What needs to be done: Locate the lines of the listing below that hold "школы", then copy each of them.

Collected data
————

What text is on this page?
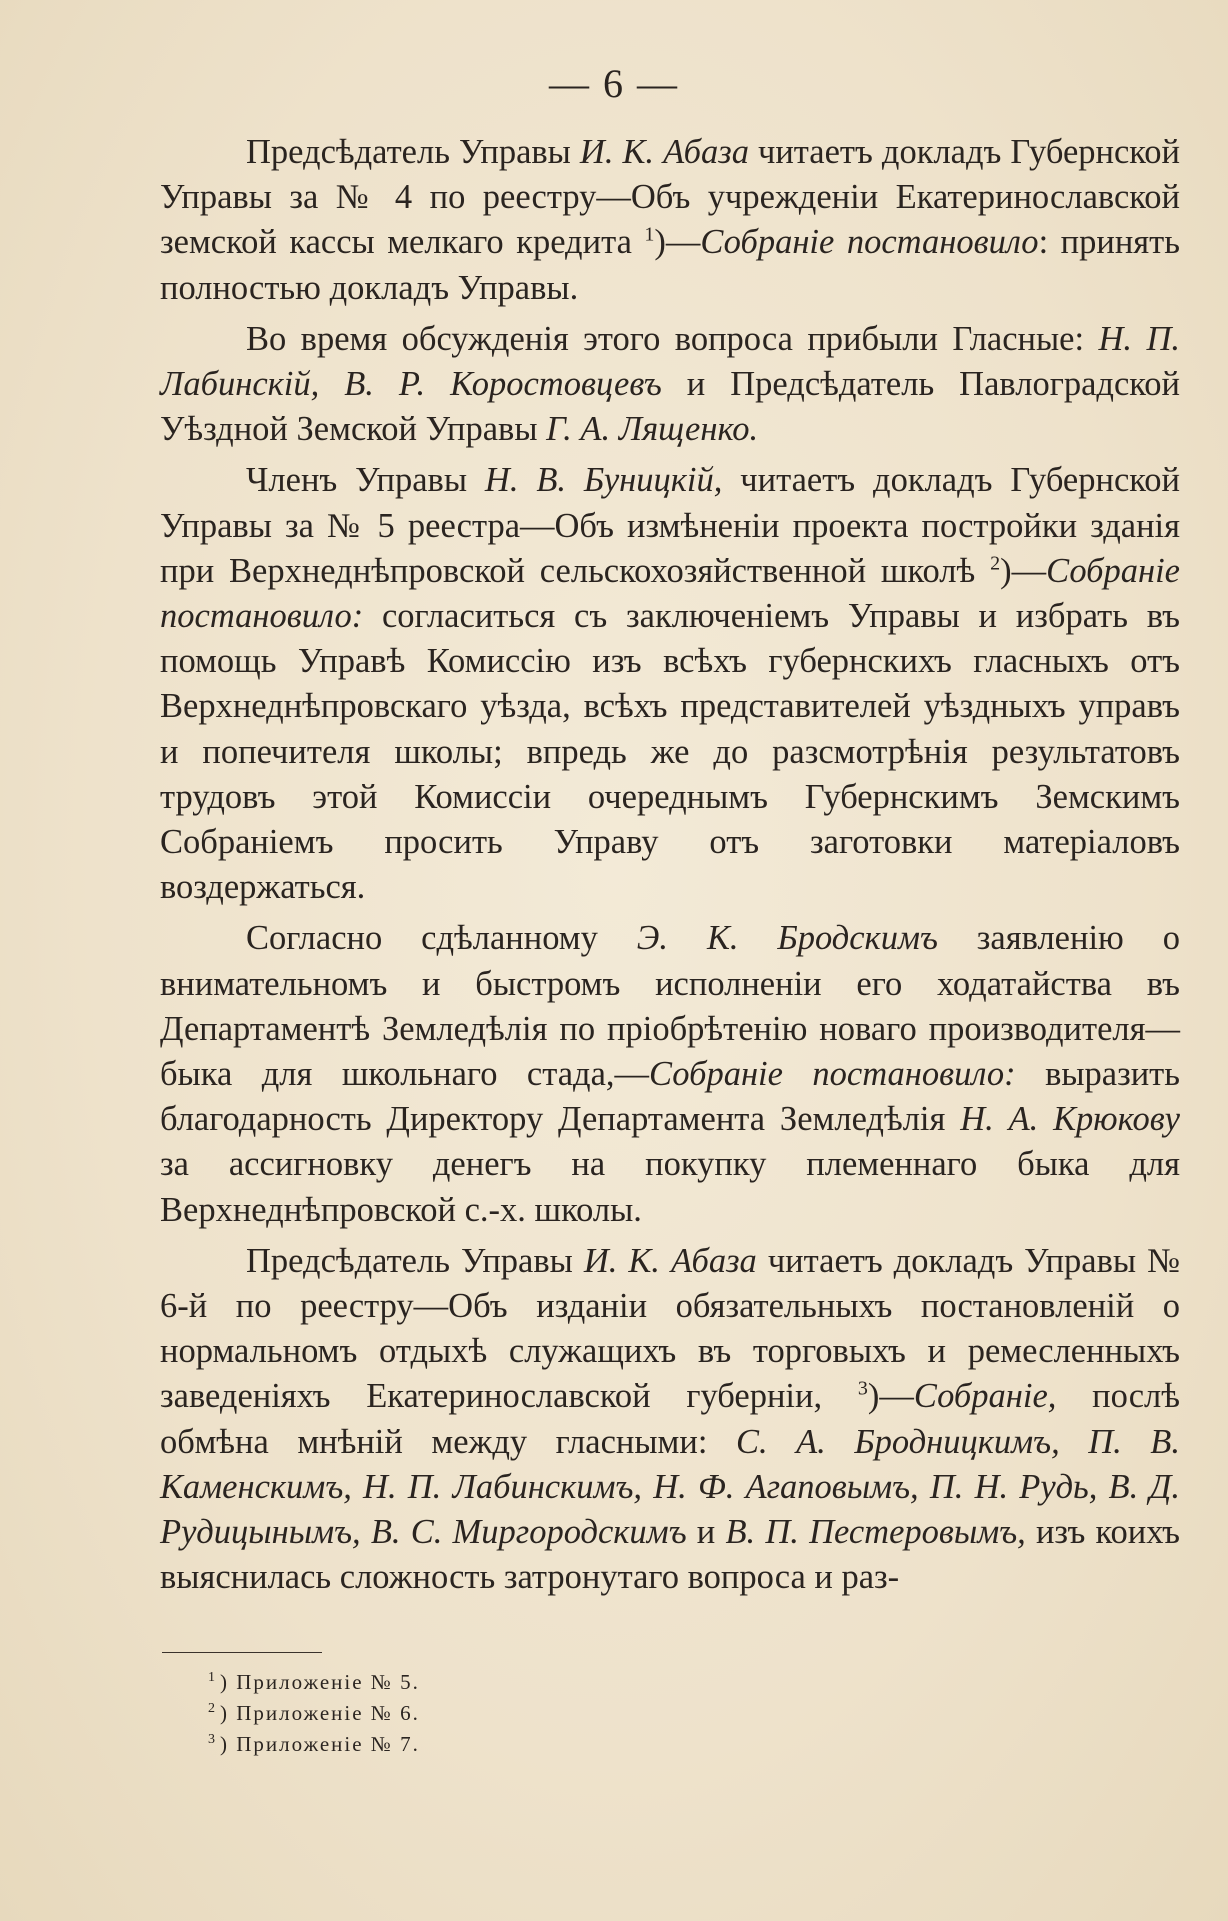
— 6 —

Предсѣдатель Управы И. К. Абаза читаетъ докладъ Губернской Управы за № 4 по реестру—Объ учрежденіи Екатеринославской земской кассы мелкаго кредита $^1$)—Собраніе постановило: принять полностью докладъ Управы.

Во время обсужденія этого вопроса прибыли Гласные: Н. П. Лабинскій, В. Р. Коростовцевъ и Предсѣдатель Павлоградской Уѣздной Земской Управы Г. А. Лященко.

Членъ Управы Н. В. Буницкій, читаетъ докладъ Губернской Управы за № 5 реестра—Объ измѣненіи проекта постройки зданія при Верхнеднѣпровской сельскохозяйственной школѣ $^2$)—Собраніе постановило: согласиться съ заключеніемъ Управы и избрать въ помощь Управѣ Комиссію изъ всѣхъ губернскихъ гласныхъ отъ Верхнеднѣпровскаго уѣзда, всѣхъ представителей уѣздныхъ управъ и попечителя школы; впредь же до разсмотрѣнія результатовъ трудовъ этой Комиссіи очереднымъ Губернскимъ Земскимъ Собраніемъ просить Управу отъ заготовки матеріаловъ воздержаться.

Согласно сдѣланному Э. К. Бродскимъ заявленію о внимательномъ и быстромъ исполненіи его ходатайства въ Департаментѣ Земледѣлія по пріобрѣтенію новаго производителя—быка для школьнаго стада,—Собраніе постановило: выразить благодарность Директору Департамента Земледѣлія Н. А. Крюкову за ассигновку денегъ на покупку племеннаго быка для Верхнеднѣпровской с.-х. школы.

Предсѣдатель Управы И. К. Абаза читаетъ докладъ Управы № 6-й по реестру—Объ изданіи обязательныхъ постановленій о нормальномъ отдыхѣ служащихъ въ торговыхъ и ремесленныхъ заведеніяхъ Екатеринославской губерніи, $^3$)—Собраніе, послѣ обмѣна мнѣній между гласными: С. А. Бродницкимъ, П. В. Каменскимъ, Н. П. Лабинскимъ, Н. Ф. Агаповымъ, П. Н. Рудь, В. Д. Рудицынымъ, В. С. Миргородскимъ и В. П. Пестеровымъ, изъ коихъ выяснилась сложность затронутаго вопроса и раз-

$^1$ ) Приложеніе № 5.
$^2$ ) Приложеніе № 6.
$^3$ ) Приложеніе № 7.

————

Response:
Членъ Управы Н. В. Буницкій, читаетъ докладъ Губернской Управы за № 5 реестра—Объ измѣненіи проекта постройки зданія при Верхнеднѣпровской сельскохозяйственной школѣ $^2$)—Собраніе постановило: согласиться съ заключеніемъ Управы и избрать въ помощь Управѣ Комиссію изъ всѣхъ губернскихъ гласныхъ отъ Верхнеднѣпровскаго уѣзда, всѣхъ представителей уѣздныхъ управъ и попечителя школы; впредь же до разсмотрѣнія результатовъ трудовъ этой Комиссіи очереднымъ Губернскимъ Земскимъ Собраніемъ просить Управу отъ заготовки матеріаловъ воздержаться.
Согласно сдѣланному Э. К. Бродскимъ заявленію о внимательномъ и быстромъ исполненіи его ходатайства въ Департаментѣ Земледѣлія по пріобрѣтенію новаго производителя—быка для школьнаго стада,—Собраніе постановило: выразить благодарность Директору Департамента Земледѣлія Н. А. Крюкову за ассигновку денегъ на покупку племеннаго быка для Верхнеднѣпровской с.-х. школы.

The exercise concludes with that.